====== Supplied material ======
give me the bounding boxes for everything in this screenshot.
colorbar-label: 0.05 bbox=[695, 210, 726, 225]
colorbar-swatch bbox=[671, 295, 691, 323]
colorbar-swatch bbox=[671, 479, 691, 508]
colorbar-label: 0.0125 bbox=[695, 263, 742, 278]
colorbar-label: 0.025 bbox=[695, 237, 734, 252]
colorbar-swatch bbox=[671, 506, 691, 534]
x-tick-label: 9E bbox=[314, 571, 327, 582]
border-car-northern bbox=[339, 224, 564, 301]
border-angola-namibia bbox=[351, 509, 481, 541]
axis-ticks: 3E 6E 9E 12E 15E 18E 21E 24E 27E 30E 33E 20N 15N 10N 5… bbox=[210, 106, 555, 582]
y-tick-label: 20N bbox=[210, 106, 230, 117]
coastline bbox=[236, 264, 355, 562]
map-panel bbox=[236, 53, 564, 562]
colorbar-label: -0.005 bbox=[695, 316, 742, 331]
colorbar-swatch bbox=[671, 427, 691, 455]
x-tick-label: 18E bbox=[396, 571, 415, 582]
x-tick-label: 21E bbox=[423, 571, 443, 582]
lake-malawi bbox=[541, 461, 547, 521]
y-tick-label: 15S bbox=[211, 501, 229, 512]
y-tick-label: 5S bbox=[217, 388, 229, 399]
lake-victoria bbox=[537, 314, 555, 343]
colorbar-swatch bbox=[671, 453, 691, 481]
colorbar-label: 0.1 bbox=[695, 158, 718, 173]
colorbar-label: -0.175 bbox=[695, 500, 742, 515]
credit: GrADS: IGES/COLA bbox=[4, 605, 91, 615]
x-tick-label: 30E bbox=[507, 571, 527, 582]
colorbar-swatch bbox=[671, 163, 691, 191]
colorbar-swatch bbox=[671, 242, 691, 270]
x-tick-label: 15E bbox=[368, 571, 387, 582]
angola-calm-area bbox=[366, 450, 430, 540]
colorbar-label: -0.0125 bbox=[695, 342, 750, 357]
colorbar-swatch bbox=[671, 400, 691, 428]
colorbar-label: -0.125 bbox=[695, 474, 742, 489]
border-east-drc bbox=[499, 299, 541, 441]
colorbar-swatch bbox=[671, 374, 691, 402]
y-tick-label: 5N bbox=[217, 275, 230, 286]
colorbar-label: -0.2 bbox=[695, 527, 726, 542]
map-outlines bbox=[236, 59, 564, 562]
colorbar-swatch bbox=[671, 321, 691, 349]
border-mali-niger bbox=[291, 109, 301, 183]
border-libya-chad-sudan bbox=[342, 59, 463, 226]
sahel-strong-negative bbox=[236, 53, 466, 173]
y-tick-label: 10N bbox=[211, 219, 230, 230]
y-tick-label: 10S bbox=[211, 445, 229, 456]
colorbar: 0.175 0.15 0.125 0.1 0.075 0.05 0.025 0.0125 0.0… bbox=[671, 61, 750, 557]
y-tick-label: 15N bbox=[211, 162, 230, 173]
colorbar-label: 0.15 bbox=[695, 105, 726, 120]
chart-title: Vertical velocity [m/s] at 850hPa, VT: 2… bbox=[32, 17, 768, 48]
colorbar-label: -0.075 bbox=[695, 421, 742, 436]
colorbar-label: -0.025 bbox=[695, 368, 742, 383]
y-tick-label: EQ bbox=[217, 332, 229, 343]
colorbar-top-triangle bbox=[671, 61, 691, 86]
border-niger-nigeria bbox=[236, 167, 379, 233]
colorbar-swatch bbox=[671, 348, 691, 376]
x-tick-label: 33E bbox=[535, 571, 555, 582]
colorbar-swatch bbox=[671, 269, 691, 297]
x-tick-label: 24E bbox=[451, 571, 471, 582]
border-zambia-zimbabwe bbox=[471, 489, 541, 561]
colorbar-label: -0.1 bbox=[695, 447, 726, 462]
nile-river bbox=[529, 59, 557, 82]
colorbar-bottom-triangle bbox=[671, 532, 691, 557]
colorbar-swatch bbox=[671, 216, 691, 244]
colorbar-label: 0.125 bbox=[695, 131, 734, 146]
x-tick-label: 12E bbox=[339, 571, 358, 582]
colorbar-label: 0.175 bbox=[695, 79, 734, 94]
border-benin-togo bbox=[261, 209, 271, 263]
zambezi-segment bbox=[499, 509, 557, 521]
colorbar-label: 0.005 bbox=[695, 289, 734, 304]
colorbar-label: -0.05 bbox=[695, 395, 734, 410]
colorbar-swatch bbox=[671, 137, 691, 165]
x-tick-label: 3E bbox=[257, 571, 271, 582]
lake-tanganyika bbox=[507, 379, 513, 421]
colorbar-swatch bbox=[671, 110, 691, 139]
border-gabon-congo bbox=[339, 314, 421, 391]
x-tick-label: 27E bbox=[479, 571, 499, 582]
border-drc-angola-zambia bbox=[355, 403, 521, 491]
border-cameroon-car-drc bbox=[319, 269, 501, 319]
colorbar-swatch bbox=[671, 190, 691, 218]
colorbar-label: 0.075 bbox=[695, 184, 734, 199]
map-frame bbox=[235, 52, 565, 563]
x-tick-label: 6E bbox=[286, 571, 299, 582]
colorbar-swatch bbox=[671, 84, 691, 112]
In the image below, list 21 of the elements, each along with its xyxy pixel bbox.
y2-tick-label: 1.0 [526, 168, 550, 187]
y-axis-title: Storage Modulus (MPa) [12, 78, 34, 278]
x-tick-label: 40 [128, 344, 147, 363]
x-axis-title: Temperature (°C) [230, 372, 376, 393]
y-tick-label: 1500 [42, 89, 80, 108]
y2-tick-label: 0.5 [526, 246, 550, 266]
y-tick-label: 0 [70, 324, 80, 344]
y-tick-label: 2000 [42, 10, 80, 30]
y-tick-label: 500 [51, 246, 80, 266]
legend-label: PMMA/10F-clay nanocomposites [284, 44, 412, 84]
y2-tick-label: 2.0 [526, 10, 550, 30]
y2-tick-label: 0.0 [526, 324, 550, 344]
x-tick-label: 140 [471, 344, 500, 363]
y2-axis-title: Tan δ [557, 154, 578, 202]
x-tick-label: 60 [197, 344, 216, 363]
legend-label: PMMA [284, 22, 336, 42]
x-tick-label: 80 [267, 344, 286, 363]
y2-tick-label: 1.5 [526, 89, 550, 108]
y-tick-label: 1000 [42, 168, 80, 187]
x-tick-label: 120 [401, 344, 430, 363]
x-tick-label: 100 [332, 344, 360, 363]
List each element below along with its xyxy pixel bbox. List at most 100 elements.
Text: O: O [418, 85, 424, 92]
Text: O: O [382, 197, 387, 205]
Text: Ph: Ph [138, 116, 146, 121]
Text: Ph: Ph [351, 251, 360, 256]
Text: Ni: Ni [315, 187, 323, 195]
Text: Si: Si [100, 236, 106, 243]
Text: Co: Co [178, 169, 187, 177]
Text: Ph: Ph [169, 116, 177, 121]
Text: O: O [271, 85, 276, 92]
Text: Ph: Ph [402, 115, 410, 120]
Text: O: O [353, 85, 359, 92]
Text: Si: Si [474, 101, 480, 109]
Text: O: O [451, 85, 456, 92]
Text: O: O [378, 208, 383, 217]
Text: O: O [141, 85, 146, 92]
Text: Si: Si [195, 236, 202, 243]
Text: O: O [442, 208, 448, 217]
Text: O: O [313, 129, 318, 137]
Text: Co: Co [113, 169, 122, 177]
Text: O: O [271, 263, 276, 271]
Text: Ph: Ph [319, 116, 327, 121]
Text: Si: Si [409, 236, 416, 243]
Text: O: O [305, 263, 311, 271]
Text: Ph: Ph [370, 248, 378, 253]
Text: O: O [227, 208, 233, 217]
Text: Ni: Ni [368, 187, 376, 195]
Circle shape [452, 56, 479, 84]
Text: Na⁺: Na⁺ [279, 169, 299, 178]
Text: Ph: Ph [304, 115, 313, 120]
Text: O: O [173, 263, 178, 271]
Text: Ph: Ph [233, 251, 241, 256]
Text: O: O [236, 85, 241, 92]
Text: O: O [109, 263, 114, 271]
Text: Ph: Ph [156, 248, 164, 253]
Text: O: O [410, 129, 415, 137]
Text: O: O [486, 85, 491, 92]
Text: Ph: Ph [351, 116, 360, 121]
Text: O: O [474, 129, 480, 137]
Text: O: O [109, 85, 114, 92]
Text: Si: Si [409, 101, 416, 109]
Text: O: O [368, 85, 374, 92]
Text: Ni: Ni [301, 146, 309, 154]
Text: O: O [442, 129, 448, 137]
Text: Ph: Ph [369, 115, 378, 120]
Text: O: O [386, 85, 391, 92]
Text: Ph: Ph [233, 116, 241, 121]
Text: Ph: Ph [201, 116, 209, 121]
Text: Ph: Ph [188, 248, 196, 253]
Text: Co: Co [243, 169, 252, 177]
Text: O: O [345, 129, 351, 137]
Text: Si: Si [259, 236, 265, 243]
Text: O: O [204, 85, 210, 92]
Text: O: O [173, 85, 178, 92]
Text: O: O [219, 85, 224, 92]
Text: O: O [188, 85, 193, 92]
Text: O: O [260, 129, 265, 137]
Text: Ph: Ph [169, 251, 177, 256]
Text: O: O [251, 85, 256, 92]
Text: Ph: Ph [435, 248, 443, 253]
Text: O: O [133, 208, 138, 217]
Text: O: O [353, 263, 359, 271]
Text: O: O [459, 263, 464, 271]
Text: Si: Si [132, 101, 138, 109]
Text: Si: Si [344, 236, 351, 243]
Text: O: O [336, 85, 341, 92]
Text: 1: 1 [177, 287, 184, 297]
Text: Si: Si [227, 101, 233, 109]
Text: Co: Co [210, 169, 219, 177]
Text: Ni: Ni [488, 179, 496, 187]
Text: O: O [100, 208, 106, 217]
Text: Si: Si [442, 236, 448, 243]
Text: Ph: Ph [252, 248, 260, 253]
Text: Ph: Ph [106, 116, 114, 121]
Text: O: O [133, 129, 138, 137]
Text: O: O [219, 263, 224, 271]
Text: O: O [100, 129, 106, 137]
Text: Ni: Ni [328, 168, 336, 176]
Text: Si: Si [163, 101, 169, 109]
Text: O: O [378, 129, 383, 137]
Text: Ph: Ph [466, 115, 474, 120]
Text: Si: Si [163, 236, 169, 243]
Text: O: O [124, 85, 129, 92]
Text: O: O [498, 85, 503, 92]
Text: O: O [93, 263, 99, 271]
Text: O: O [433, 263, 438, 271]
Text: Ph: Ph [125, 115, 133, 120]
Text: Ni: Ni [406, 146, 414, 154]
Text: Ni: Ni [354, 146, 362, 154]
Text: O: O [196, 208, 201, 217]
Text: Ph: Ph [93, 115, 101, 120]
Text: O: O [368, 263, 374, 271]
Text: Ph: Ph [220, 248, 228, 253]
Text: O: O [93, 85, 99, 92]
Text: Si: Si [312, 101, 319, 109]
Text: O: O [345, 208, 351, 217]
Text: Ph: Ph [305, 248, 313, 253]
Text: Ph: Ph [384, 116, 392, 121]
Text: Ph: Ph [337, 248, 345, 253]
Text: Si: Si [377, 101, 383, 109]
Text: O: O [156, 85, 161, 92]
======
- Task to carry out
Set down the lines of the items exactly as they appear, starting at the first line of the items and ending at the line that contains "colorbar-swatch bbox=[671, 427, 691, 455]", with both ends included.

- Task result
give me the bounding boxes for everything in this screenshot.
colorbar-label: 0.05 bbox=[695, 210, 726, 225]
colorbar-swatch bbox=[671, 295, 691, 323]
colorbar-swatch bbox=[671, 479, 691, 508]
colorbar-label: 0.0125 bbox=[695, 263, 742, 278]
colorbar-label: 0.025 bbox=[695, 237, 734, 252]
colorbar-swatch bbox=[671, 506, 691, 534]
x-tick-label: 9E bbox=[314, 571, 327, 582]
border-car-northern bbox=[339, 224, 564, 301]
border-angola-namibia bbox=[351, 509, 481, 541]
axis-ticks: 3E 6E 9E 12E 15E 18E 21E 24E 27E 30E 33E 20N 15N 10N 5… bbox=[210, 106, 555, 582]
y-tick-label: 20N bbox=[210, 106, 230, 117]
coastline bbox=[236, 264, 355, 562]
map-panel bbox=[236, 53, 564, 562]
colorbar-label: -0.005 bbox=[695, 316, 742, 331]
colorbar-swatch bbox=[671, 427, 691, 455]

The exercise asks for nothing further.